* begin GIVEN ENTRIES *

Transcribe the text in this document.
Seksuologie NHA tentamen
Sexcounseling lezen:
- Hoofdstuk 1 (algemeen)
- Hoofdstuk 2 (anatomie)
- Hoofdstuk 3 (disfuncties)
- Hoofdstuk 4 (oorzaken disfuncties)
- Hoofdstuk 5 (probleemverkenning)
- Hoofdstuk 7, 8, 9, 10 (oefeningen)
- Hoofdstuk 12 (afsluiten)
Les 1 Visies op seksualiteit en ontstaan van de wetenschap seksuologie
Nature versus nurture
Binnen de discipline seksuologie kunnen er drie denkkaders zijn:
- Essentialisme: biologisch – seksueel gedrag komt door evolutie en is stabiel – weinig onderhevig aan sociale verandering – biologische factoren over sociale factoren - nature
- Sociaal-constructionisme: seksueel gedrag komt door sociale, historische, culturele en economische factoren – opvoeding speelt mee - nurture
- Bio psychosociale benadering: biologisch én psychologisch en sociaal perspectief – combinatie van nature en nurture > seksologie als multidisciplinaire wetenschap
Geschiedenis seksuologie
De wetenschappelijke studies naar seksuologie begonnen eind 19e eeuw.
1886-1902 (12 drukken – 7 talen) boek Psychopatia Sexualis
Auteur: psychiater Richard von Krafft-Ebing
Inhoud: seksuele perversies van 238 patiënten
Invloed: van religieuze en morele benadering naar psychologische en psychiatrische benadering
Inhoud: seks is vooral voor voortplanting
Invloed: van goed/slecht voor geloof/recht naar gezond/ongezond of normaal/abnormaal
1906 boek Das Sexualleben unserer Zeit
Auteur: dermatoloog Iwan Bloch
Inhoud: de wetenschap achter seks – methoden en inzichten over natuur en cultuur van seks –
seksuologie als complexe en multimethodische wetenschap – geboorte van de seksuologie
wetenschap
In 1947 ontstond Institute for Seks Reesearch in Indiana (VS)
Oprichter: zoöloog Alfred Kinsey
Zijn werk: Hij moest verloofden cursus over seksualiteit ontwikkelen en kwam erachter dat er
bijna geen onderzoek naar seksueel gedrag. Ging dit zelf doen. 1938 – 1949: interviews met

* end GIVEN ENTRIES *

**EXERCISE**
Copy every line from the records above that contains the word "factoren".

**SOLUTION BELOW**
- Essentialisme: biologisch – seksueel gedrag komt door evolutie en is stabiel – weinig onderhevig aan sociale verandering – biologische factoren over sociale factoren - nature
- Sociaal-constructionisme: seksueel gedrag komt door sociale, historische, culturele en economische factoren – opvoeding speelt mee - nurture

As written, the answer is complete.